What is asked |
Exactly reproduce the lines that follow.

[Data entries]
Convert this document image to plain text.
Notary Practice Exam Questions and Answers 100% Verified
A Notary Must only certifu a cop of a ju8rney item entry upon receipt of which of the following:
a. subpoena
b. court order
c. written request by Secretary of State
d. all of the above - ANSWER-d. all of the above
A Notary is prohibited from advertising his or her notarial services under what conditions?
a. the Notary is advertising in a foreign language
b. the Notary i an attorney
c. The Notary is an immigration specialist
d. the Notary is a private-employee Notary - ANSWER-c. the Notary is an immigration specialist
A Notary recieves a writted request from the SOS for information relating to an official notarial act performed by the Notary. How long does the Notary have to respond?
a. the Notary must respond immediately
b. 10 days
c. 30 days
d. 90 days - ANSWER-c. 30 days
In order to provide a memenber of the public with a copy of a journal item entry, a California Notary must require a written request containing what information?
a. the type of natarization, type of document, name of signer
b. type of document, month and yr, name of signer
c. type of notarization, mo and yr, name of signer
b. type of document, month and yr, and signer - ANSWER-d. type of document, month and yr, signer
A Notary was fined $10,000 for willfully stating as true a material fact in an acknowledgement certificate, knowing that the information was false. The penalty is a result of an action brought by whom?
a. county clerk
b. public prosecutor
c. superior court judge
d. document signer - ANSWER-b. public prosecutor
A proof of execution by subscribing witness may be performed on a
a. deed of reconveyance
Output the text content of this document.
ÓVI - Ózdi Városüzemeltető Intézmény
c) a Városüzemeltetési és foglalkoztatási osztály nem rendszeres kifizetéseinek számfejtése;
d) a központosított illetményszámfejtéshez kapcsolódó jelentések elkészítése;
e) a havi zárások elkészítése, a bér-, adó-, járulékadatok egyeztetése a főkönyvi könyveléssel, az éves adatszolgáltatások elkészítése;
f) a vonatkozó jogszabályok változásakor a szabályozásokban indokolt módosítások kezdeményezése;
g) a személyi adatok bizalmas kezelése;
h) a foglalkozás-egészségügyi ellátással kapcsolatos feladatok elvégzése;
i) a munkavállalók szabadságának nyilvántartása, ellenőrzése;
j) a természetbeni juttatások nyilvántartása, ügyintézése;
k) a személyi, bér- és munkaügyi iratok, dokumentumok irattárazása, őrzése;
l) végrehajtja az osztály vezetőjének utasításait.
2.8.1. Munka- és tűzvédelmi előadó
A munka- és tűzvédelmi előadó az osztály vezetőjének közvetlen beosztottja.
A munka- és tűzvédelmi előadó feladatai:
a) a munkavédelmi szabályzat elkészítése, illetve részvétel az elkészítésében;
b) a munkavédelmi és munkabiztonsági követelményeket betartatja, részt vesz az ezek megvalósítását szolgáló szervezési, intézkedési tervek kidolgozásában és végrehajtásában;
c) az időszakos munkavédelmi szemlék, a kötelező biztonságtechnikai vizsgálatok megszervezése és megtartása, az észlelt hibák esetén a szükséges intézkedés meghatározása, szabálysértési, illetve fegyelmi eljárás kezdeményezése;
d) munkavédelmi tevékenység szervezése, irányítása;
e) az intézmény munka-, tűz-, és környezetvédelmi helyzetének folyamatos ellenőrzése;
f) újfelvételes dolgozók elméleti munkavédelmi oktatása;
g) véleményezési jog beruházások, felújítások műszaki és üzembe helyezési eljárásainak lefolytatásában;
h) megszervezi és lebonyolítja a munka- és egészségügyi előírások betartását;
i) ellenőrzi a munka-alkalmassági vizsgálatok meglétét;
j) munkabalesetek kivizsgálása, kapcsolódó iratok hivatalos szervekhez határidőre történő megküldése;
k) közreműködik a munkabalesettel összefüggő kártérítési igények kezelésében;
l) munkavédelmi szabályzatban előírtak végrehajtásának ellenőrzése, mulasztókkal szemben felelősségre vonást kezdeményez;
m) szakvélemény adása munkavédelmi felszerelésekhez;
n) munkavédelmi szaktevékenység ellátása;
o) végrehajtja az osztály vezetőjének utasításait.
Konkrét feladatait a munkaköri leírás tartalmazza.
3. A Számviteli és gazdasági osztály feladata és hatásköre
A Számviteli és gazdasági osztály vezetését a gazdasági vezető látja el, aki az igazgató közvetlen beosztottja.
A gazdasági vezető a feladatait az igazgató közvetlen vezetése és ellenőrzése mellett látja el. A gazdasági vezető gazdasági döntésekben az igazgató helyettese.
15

Exercise response |
Convert this document image to plain text.
Notary Practice Exam Questions and Answers 100% Verified
A Notary Must only certifu a cop of a ju8rney item entry upon receipt of which of the following:
a. subpoena
b. court order
c. written request by Secretary of State
d. all of the above - ANSWER-d. all of the above
A Notary is prohibited from advertising his or her notarial services under what conditions?
a. the Notary is advertising in a foreign language
b. the Notary i an attorney
c. The Notary is an immigration specialist
d. the Notary is a private-employee Notary - ANSWER-c. the Notary is an immigration specialist
A Notary recieves a writted request from the SOS for information relating to an official notarial act performed by the Notary. How long does the Notary have to respond?
a. the Notary must respond immediately
b. 10 days
c. 30 days
d. 90 days - ANSWER-c. 30 days
In order to provide a memenber of the public with a copy of a journal item entry, a California Notary must require a written request containing what information?
a. the type of natarization, type of document, name of signer
b. type of document, month and yr, name of signer
c. type of notarization, mo and yr, name of signer
b. type of document, month and yr, and signer - ANSWER-d. type of document, month and yr, signer
A Notary was fined $10,000 for willfully stating as true a material fact in an acknowledgement certificate, knowing that the information was false. The penalty is a result of an action brought by whom?
a. county clerk
b. public prosecutor
c. superior court judge
d. document signer - ANSWER-b. public prosecutor
A proof of execution by subscribing witness may be performed on a
a. deed of reconveyance
Output the text content of this document.
ÓVI - Ózdi Városüzemeltető Intézmény
c) a Városüzemeltetési és foglalkoztatási osztály nem rendszeres kifizetéseinek számfejtése;
d) a központosított illetményszámfejtéshez kapcsolódó jelentések elkészítése;
e) a havi zárások elkészítése, a bér-, adó-, járulékadatok egyeztetése a főkönyvi könyveléssel, az éves adatszolgáltatások elkészítése;
f) a vonatkozó jogszabályok változásakor a szabályozásokban indokolt módosítások kezdeményezése;
g) a személyi adatok bizalmas kezelése;
h) a foglalkozás-egészségügyi ellátással kapcsolatos feladatok elvégzése;
i) a munkavállalók szabadságának nyilvántartása, ellenőrzése;
j) a természetbeni juttatások nyilvántartása, ügyintézése;
k) a személyi, bér- és munkaügyi iratok, dokumentumok irattárazása, őrzése;
l) végrehajtja az osztály vezetőjének utasításait.
2.8.1. Munka- és tűzvédelmi előadó
A munka- és tűzvédelmi előadó az osztály vezetőjének közvetlen beosztottja.
A munka- és tűzvédelmi előadó feladatai:
a) a munkavédelmi szabályzat elkészítése, illetve részvétel az elkészítésében;
b) a munkavédelmi és munkabiztonsági követelményeket betartatja, részt vesz az ezek megvalósítását szolgáló szervezési, intézkedési tervek kidolgozásában és végrehajtásában;
c) az időszakos munkavédelmi szemlék, a kötelező biztonságtechnikai vizsgálatok megszervezése és megtartása, az észlelt hibák esetén a szükséges intézkedés meghatározása, szabálysértési, illetve fegyelmi eljárás kezdeményezése;
d) munkavédelmi tevékenység szervezése, irányítása;
e) az intézmény munka-, tűz-, és környezetvédelmi helyzetének folyamatos ellenőrzése;
f) újfelvételes dolgozók elméleti munkavédelmi oktatása;
g) véleményezési jog beruházások, felújítások műszaki és üzembe helyezési eljárásainak lefolytatásában;
h) megszervezi és lebonyolítja a munka- és egészségügyi előírások betartását;
i) ellenőrzi a munka-alkalmassági vizsgálatok meglétét;
j) munkabalesetek kivizsgálása, kapcsolódó iratok hivatalos szervekhez határidőre történő megküldése;
k) közreműködik a munkabalesettel összefüggő kártérítési igények kezelésében;
l) munkavédelmi szabályzatban előírtak végrehajtásának ellenőrzése, mulasztókkal szemben felelősségre vonást kezdeményez;
m) szakvélemény adása munkavédelmi felszerelésekhez;
n) munkavédelmi szaktevékenység ellátása;
o) végrehajtja az osztály vezetőjének utasításait.
Konkrét feladatait a munkaköri leírás tartalmazza.
3. A Számviteli és gazdasági osztály feladata és hatásköre
A Számviteli és gazdasági osztály vezetését a gazdasági vezető látja el, aki az igazgató közvetlen beosztottja.
A gazdasági vezető a feladatait az igazgató közvetlen vezetése és ellenőrzése mellett látja el. A gazdasági vezető gazdasági döntésekben az igazgató helyettese.
15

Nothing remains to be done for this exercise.